What this task involves - Write out all lines holding the word "当时溇港的建设".

The input -

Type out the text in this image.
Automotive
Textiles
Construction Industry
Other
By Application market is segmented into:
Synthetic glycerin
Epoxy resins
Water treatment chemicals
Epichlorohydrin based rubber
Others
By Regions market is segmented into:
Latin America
...
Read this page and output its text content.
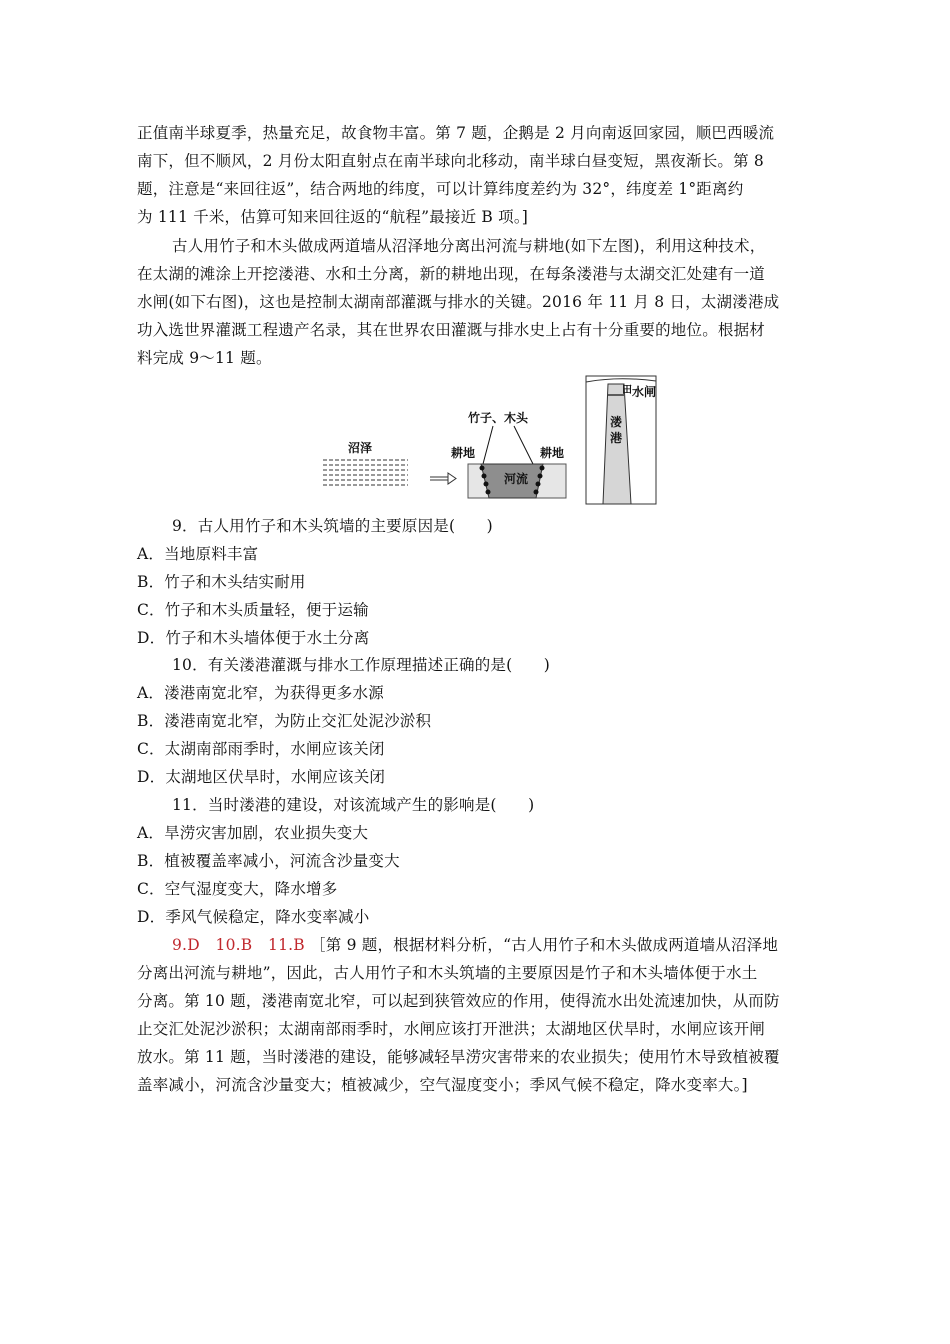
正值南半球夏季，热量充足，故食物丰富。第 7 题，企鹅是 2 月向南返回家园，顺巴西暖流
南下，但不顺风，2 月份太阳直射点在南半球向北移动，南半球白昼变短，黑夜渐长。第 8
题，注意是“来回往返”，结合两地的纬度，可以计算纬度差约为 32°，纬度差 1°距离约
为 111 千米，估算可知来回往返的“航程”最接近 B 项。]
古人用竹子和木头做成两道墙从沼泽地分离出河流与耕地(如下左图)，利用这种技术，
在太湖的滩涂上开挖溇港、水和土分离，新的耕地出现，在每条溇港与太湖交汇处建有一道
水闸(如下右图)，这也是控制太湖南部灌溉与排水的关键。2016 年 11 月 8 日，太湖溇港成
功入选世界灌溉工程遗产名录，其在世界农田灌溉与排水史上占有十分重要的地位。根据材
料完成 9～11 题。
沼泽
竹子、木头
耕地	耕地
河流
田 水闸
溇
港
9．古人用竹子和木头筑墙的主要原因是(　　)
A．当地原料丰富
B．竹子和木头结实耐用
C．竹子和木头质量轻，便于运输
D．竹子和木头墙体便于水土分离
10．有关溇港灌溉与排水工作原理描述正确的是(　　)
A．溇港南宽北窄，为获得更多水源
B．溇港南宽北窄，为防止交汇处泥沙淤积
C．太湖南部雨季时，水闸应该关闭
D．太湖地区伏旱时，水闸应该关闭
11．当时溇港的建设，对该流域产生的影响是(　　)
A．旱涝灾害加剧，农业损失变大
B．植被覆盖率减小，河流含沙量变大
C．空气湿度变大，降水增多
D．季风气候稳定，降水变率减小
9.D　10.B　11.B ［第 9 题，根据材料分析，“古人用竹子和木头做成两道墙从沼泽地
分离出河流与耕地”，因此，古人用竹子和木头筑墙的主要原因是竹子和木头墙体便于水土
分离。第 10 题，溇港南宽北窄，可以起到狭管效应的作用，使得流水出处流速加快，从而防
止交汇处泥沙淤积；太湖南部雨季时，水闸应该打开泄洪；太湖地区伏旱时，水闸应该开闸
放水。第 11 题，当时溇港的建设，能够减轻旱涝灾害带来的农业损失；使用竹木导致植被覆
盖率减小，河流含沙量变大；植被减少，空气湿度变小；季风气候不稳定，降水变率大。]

Response to the exercise -
11．当时溇港的建设，对该流域产生的影响是(　　)
放水。第 11 题，当时溇港的建设，能够减轻旱涝灾害带来的农业损失；使用竹木导致植被覆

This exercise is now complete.